BRIEF. Skip all pictures, then print the remaining material exactly.

RECORD EXTRACTS.
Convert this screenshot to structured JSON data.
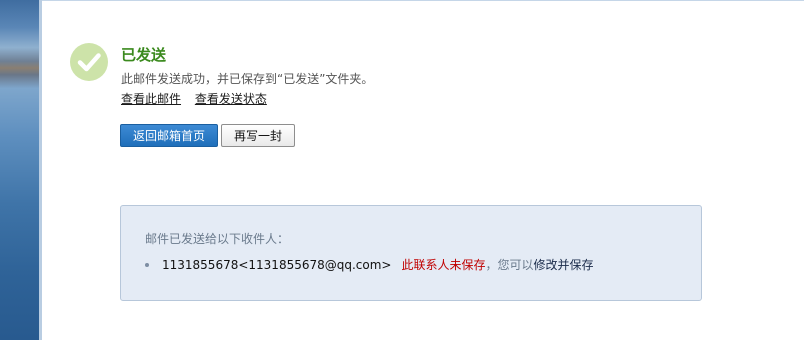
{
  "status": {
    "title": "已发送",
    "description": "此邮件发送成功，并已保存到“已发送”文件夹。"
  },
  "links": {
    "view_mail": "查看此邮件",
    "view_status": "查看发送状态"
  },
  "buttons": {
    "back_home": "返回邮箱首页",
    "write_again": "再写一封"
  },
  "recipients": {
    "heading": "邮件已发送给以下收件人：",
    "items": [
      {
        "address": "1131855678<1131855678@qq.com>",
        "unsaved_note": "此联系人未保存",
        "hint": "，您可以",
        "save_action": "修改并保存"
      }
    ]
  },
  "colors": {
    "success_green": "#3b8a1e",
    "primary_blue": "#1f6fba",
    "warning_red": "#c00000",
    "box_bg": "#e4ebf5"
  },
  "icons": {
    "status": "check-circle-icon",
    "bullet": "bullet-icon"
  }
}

CORRECT OUTPUT.
Convert this screenshot to structured JSON data.
{
  "status": {
    "title": "已发送",
    "description": "此邮件发送成功，并已保存到“已发送”文件夹。"
  },
  "links": {
    "view_mail": "查看此邮件",
    "view_status": "查看发送状态"
  },
  "buttons": {
    "back_home": "返回邮箱首页",
    "write_again": "再写一封"
  },
  "recipients": {
    "heading": "邮件已发送给以下收件人：",
    "items": [
      {
        "address": "1131855678<1131855678@qq.com>",
        "unsaved_note": "此联系人未保存",
        "hint": "，您可以",
        "save_action": "修改并保存"
      }
    ]
  },
  "colors": {
    "success_green": "#3b8a1e",
    "primary_blue": "#1f6fba",
    "warning_red": "#c00000",
    "box_bg": "#e4ebf5"
  },
  "icons": {
    "status": "check-circle-icon",
    "bullet": "bullet-icon"
  }
}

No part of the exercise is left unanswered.